Data items:
start

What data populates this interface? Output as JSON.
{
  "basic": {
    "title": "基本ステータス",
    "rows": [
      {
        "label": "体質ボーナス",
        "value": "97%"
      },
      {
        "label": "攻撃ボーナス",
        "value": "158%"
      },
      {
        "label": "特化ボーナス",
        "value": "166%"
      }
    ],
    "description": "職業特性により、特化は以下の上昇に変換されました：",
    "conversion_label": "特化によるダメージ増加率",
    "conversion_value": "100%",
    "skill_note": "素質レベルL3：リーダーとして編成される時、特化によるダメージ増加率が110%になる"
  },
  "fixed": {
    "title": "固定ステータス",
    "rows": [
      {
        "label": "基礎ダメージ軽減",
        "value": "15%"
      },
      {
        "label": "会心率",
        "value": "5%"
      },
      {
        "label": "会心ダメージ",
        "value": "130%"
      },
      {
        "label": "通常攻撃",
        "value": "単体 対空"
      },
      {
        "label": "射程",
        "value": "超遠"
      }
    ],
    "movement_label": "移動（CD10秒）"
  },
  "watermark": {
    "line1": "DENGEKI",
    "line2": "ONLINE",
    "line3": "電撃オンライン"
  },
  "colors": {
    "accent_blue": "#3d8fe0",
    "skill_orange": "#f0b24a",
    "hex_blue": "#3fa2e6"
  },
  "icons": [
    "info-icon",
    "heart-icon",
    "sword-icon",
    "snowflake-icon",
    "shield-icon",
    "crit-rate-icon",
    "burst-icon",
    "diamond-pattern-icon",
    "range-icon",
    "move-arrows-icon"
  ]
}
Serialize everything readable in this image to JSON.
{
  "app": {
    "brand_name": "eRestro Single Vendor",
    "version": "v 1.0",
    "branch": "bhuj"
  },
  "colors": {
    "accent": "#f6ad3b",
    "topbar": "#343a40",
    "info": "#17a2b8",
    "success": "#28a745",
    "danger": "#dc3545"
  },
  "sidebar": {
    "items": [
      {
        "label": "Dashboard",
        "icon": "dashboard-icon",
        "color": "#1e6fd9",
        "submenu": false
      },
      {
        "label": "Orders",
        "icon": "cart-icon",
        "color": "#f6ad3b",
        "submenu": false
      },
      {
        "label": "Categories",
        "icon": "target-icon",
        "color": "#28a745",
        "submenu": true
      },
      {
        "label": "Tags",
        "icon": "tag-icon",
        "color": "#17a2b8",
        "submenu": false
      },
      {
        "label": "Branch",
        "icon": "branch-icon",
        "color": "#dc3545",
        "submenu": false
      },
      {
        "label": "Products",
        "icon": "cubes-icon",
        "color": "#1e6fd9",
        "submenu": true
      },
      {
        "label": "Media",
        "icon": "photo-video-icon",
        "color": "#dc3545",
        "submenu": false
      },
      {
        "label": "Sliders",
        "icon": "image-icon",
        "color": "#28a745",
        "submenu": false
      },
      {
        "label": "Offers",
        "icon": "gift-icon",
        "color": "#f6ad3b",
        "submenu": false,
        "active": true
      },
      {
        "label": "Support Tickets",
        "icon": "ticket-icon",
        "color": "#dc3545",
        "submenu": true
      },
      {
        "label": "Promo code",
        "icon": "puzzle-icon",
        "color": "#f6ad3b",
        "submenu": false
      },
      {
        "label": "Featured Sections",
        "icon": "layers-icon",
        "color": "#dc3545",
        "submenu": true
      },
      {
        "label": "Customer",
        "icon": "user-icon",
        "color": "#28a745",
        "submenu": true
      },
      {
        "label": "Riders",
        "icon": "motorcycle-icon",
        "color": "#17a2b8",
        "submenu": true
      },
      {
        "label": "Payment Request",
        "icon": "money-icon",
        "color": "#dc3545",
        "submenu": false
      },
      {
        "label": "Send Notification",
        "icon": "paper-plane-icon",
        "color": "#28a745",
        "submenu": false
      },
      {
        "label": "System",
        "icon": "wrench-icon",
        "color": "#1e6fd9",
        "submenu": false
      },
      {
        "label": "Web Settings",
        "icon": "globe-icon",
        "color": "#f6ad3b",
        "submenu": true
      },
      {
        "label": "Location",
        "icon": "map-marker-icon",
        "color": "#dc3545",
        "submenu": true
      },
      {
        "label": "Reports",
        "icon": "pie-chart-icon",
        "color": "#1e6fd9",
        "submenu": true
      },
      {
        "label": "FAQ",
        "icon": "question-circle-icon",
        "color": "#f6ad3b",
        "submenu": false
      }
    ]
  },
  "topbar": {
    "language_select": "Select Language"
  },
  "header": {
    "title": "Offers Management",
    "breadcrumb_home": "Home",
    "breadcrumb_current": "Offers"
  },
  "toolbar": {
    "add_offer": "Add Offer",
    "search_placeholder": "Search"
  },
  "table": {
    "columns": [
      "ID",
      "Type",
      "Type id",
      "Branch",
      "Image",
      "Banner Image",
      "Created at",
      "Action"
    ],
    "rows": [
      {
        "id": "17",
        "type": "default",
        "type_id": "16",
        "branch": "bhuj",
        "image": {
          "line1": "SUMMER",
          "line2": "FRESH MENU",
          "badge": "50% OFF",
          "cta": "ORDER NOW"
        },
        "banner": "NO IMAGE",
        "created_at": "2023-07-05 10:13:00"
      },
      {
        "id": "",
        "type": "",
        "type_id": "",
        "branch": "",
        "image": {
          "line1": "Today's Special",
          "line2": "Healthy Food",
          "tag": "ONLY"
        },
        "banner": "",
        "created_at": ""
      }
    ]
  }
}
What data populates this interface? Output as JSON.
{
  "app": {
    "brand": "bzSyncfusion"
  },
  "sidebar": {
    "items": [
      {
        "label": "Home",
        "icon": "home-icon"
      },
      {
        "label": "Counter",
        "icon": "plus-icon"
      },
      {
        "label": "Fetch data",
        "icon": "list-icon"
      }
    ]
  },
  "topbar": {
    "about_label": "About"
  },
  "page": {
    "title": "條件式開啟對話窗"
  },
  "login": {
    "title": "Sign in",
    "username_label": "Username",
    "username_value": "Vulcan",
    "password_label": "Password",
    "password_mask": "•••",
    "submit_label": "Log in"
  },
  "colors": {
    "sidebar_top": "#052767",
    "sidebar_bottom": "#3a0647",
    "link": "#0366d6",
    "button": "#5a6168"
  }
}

end

[Instructions to follow]
Reproduce the listing above verbatim, from first line to last.

[Output for this exercise]
What data populates this interface? Output as JSON.
{
  "basic": {
    "title": "基本ステータス",
    "rows": [
      {
        "label": "体質ボーナス",
        "value": "97%"
      },
      {
        "label": "攻撃ボーナス",
        "value": "158%"
      },
      {
        "label": "特化ボーナス",
        "value": "166%"
      }
    ],
    "description": "職業特性により、特化は以下の上昇に変換されました：",
    "conversion_label": "特化によるダメージ増加率",
    "conversion_value": "100%",
    "skill_note": "素質レベルL3：リーダーとして編成される時、特化によるダメージ増加率が110%になる"
  },
  "fixed": {
    "title": "固定ステータス",
    "rows": [
      {
        "label": "基礎ダメージ軽減",
        "value": "15%"
      },
      {
        "label": "会心率",
        "value": "5%"
      },
      {
        "label": "会心ダメージ",
        "value": "130%"
      },
      {
        "label": "通常攻撃",
        "value": "単体 対空"
      },
      {
        "label": "射程",
        "value": "超遠"
      }
    ],
    "movement_label": "移動（CD10秒）"
  },
  "watermark": {
    "line1": "DENGEKI",
    "line2": "ONLINE",
    "line3": "電撃オンライン"
  },
  "colors": {
    "accent_blue": "#3d8fe0",
    "skill_orange": "#f0b24a",
    "hex_blue": "#3fa2e6"
  },
  "icons": [
    "info-icon",
    "heart-icon",
    "sword-icon",
    "snowflake-icon",
    "shield-icon",
    "crit-rate-icon",
    "burst-icon",
    "diamond-pattern-icon",
    "range-icon",
    "move-arrows-icon"
  ]
}
Serialize everything readable in this image to JSON.
{
  "app": {
    "brand_name": "eRestro Single Vendor",
    "version": "v 1.0",
    "branch": "bhuj"
  },
  "colors": {
    "accent": "#f6ad3b",
    "topbar": "#343a40",
    "info": "#17a2b8",
    "success": "#28a745",
    "danger": "#dc3545"
  },
  "sidebar": {
    "items": [
      {
        "label": "Dashboard",
        "icon": "dashboard-icon",
        "color": "#1e6fd9",
        "submenu": false
      },
      {
        "label": "Orders",
        "icon": "cart-icon",
        "color": "#f6ad3b",
        "submenu": false
      },
      {
        "label": "Categories",
        "icon": "target-icon",
        "color": "#28a745",
        "submenu": true
      },
      {
        "label": "Tags",
        "icon": "tag-icon",
        "color": "#17a2b8",
        "submenu": false
      },
      {
        "label": "Branch",
        "icon": "branch-icon",
        "color": "#dc3545",
        "submenu": false
      },
      {
        "label": "Products",
        "icon": "cubes-icon",
        "color": "#1e6fd9",
        "submenu": true
      },
      {
        "label": "Media",
        "icon": "photo-video-icon",
        "color": "#dc3545",
        "submenu": false
      },
      {
        "label": "Sliders",
        "icon": "image-icon",
        "color": "#28a745",
        "submenu": false
      },
      {
        "label": "Offers",
        "icon": "gift-icon",
        "color": "#f6ad3b",
        "submenu": false,
        "active": true
      },
      {
        "label": "Support Tickets",
        "icon": "ticket-icon",
        "color": "#dc3545",
        "submenu": true
      },
      {
        "label": "Promo code",
        "icon": "puzzle-icon",
        "color": "#f6ad3b",
        "submenu": false
      },
      {
        "label": "Featured Sections",
        "icon": "layers-icon",
        "color": "#dc3545",
        "submenu": true
      },
      {
        "label": "Customer",
        "icon": "user-icon",
        "color": "#28a745",
        "submenu": true
      },
      {
        "label": "Riders",
        "icon": "motorcycle-icon",
        "color": "#17a2b8",
        "submenu": true
      },
      {
        "label": "Payment Request",
        "icon": "money-icon",
        "color": "#dc3545",
        "submenu": false
      },
      {
        "label": "Send Notification",
        "icon": "paper-plane-icon",
        "color": "#28a745",
        "submenu": false
      },
      {
        "label": "System",
        "icon": "wrench-icon",
        "color": "#1e6fd9",
        "submenu": false
      },
      {
        "label": "Web Settings",
        "icon": "globe-icon",
        "color": "#f6ad3b",
        "submenu": true
      },
      {
        "label": "Location",
        "icon": "map-marker-icon",
        "color": "#dc3545",
        "submenu": true
      },
      {
        "label": "Reports",
        "icon": "pie-chart-icon",
        "color": "#1e6fd9",
        "submenu": true
      },
      {
        "label": "FAQ",
        "icon": "question-circle-icon",
        "color": "#f6ad3b",
        "submenu": false
      }
    ]
  },
  "topbar": {
    "language_select": "Select Language"
  },
  "header": {
    "title": "Offers Management",
    "breadcrumb_home": "Home",
    "breadcrumb_current": "Offers"
  },
  "toolbar": {
    "add_offer": "Add Offer",
    "search_placeholder": "Search"
  },
  "table": {
    "columns": [
      "ID",
      "Type",
      "Type id",
      "Branch",
      "Image",
      "Banner Image",
      "Created at",
      "Action"
    ],
    "rows": [
      {
        "id": "17",
        "type": "default",
        "type_id": "16",
        "branch": "bhuj",
        "image": {
          "line1": "SUMMER",
          "line2": "FRESH MENU",
          "badge": "50% OFF",
          "cta": "ORDER NOW"
        },
        "banner": "NO IMAGE",
        "created_at": "2023-07-05 10:13:00"
      },
      {
        "id": "",
        "type": "",
        "type_id": "",
        "branch": "",
        "image": {
          "line1": "Today's Special",
          "line2": "Healthy Food",
          "tag": "ONLY"
        },
        "banner": "",
        "created_at": ""
      }
    ]
  }
}
What data populates this interface? Output as JSON.
{
  "app": {
    "brand": "bzSyncfusion"
  },
  "sidebar": {
    "items": [
      {
        "label": "Home",
        "icon": "home-icon"
      },
      {
        "label": "Counter",
        "icon": "plus-icon"
      },
      {
        "label": "Fetch data",
        "icon": "list-icon"
      }
    ]
  },
  "topbar": {
    "about_label": "About"
  },
  "page": {
    "title": "條件式開啟對話窗"
  },
  "login": {
    "title": "Sign in",
    "username_label": "Username",
    "username_value": "Vulcan",
    "password_label": "Password",
    "password_mask": "•••",
    "submit_label": "Log in"
  },
  "colors": {
    "sidebar_top": "#052767",
    "sidebar_bottom": "#3a0647",
    "link": "#0366d6",
    "button": "#5a6168"
  }
}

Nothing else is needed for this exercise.